Extracted data entries:
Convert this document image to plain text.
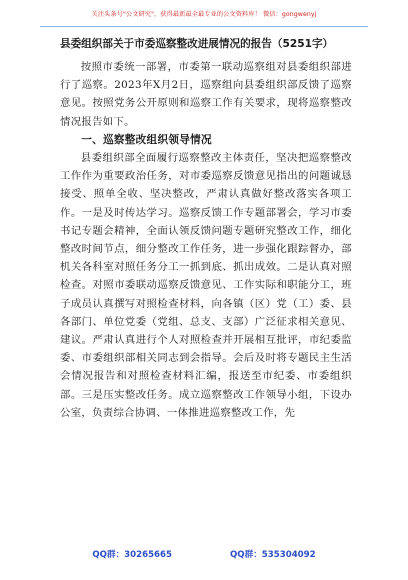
关注头条号"公文研究"，获得最新最全最专业的公文资料库！ 微信：gongwenyj
县委组织部关于市委巡察整改进展情况的报告（5251字）

按照市委统一部署，市委第一联动巡察组对县委组织部进行了巡察。2023年X月2日，巡察组向县委组织部反馈了巡察意见。按照党务公开原则和巡察工作有关要求，现将巡察整改情况报告如下。

一、巡察整改组织领导情况

县委组织部全面履行巡察整改主体责任，坚决把巡察整改工作作为重要政治任务，对市委巡察反馈意见指出的问题诚恳接受、照单全收、坚决整改，严肃认真做好整改落实各项工作。一是及时传达学习。巡察反馈工作专题部署会，学习市委书记专题会精神，全面认领反馈问题专题研究整改工作，细化整改时间节点，细分整改工作任务，进一步强化跟踪督办，部机关各科室对照任务分工一抓到底、抓出成效。二是认真对照检查。对照市委联动巡察反馈意见、工作实际和职能分工，班子成员认真撰写对照检查材料，向各镇（区）党（工）委、县各部门、单位党委（党组、总支、支部）广泛征求相关意见、建议。严肃认真进行个人对照检查并开展相互批评，市纪委监委、市委组织部相关同志到会指导。会后及时将专题民主生活会情况报告和对照检查材料汇编，报送至市纪委、市委组织部。三是压实整改任务。成立巡察整改工作领导小组，下设办公室，负责综合协调、一体推进巡察整改工作，先

QQ群：30265665	QQ群：535304092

— Given exercise —
Excluding the pictures, reproduce every entry exactly as given.

— Result below —
Convert this document image to plain text.
关注头条号"公文研究"，获得最新最全最专业的公文资料库！ 微信：gongwenyj
县委组织部关于市委巡察整改进展情况的报告（5251字）

按照市委统一部署，市委第一联动巡察组对县委组织部进行了巡察。2023年X月2日，巡察组向县委组织部反馈了巡察意见。按照党务公开原则和巡察工作有关要求，现将巡察整改情况报告如下。

一、巡察整改组织领导情况

县委组织部全面履行巡察整改主体责任，坚决把巡察整改工作作为重要政治任务，对市委巡察反馈意见指出的问题诚恳接受、照单全收、坚决整改，严肃认真做好整改落实各项工作。一是及时传达学习。巡察反馈工作专题部署会，学习市委书记专题会精神，全面认领反馈问题专题研究整改工作，细化整改时间节点，细分整改工作任务，进一步强化跟踪督办，部机关各科室对照任务分工一抓到底、抓出成效。二是认真对照检查。对照市委联动巡察反馈意见、工作实际和职能分工，班子成员认真撰写对照检查材料，向各镇（区）党（工）委、县各部门、单位党委（党组、总支、支部）广泛征求相关意见、建议。严肃认真进行个人对照检查并开展相互批评，市纪委监委、市委组织部相关同志到会指导。会后及时将专题民主生活会情况报告和对照检查材料汇编，报送至市纪委、市委组织部。三是压实整改任务。成立巡察整改工作领导小组，下设办公室，负责综合协调、一体推进巡察整改工作，先

QQ群：30265665	QQ群：535304092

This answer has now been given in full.